TASK REQUIREMENTS » Which lines hold the string "intensidade"? Copy every one of them.
## BEGIN
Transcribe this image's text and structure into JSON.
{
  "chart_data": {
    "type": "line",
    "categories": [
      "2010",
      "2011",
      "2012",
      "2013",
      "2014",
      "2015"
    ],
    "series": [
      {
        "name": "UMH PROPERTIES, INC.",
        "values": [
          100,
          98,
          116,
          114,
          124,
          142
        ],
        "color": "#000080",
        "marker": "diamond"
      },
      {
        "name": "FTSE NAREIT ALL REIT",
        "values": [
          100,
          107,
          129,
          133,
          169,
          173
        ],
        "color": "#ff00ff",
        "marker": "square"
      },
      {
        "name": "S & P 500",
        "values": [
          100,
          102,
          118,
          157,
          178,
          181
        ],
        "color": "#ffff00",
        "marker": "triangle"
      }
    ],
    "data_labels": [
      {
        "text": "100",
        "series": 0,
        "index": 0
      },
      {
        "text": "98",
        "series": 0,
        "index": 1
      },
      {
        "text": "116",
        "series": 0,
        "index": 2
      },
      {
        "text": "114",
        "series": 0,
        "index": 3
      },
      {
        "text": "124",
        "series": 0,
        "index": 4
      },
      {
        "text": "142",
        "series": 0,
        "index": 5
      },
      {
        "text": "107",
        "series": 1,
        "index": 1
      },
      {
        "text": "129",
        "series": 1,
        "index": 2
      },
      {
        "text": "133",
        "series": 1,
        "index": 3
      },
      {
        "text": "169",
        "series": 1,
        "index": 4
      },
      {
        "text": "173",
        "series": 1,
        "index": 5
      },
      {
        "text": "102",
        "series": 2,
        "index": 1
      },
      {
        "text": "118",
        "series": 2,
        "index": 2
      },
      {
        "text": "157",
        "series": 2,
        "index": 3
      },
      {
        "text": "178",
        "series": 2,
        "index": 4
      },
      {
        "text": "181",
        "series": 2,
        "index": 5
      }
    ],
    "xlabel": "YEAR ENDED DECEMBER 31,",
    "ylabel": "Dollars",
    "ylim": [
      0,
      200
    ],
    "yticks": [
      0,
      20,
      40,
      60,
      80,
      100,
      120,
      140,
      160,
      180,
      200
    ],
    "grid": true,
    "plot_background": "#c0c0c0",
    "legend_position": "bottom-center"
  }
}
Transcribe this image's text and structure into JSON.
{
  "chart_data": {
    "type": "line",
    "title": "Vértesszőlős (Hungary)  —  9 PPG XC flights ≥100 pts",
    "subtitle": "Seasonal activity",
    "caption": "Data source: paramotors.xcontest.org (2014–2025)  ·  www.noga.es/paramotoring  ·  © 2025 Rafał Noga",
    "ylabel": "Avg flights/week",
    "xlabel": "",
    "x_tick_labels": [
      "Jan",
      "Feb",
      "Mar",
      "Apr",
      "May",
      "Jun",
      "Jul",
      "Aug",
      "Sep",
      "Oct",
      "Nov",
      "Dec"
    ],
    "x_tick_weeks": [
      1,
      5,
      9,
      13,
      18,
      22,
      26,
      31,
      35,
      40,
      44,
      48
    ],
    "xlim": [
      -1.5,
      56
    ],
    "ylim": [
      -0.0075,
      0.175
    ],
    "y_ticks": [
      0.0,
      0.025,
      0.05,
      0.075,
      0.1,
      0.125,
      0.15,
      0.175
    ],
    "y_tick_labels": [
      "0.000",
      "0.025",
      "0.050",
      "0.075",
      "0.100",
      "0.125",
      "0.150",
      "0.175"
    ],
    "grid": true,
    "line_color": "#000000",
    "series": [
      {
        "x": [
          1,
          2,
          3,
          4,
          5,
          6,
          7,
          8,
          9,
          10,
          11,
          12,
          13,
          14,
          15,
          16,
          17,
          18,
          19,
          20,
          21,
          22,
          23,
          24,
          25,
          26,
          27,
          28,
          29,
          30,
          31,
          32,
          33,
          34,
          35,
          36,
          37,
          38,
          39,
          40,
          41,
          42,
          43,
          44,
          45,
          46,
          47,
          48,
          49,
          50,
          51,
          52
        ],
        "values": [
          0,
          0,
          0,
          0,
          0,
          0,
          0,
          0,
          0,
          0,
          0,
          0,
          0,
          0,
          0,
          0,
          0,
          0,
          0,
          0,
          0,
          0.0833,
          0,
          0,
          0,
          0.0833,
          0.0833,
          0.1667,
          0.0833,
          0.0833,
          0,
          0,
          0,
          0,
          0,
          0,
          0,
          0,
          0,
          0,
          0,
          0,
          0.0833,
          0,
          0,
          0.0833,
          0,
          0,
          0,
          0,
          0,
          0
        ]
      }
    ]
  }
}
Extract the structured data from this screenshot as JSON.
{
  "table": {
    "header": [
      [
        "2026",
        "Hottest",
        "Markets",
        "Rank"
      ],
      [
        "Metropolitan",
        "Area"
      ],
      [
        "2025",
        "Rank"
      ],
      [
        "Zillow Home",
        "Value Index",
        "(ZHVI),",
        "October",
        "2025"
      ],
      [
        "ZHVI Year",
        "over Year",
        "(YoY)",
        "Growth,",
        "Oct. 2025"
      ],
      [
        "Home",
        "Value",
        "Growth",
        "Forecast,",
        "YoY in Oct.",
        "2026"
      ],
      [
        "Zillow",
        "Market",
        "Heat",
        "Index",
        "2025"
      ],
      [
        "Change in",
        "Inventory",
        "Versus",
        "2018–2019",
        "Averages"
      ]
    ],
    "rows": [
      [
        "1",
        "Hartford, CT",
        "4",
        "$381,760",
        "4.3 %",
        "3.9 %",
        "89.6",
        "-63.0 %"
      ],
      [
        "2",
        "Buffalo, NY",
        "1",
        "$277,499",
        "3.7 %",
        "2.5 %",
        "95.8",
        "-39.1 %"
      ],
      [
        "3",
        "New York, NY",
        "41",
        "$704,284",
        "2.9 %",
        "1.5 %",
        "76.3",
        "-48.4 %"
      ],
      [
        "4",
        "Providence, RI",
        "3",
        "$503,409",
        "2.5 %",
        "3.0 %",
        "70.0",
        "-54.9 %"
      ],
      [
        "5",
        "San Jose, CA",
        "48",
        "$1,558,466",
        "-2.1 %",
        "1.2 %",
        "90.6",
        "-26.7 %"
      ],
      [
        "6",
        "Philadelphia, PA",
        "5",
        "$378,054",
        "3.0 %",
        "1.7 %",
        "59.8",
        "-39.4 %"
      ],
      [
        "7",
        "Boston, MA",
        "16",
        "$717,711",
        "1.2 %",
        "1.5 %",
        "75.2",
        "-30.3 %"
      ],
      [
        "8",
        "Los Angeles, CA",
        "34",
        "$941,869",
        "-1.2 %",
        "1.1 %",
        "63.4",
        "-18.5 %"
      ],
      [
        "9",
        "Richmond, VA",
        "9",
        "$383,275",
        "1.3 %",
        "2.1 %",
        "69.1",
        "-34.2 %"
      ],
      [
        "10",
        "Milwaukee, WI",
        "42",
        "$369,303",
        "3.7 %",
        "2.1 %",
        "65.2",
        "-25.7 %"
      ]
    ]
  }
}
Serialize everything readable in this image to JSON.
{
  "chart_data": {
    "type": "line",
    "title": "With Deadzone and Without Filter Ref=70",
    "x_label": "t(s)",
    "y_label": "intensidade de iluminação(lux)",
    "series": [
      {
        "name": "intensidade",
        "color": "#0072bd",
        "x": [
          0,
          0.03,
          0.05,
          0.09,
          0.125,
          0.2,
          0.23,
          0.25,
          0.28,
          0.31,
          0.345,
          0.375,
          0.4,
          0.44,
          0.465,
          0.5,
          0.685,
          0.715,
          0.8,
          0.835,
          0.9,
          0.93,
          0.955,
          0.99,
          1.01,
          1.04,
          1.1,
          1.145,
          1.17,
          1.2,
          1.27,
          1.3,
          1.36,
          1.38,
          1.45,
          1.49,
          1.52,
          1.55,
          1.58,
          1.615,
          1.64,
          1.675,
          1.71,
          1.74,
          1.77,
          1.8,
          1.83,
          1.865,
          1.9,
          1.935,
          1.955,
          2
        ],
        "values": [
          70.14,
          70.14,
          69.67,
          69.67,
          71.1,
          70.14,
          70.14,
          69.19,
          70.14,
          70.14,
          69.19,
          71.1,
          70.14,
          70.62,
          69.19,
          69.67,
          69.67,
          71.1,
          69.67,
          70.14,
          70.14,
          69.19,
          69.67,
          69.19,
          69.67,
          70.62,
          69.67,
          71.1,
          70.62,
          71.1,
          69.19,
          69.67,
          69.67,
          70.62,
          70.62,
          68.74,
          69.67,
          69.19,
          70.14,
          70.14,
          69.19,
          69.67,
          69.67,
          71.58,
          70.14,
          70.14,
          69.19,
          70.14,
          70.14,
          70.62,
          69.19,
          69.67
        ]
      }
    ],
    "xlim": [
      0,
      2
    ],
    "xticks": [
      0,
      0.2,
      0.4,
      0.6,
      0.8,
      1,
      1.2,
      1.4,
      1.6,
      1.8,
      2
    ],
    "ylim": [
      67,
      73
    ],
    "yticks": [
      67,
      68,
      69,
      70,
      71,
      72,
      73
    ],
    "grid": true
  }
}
## END
RESPONSE TO THIS TASK »
    "y_label": "intensidade de iluminação(lux)",
        "name": "intensidade",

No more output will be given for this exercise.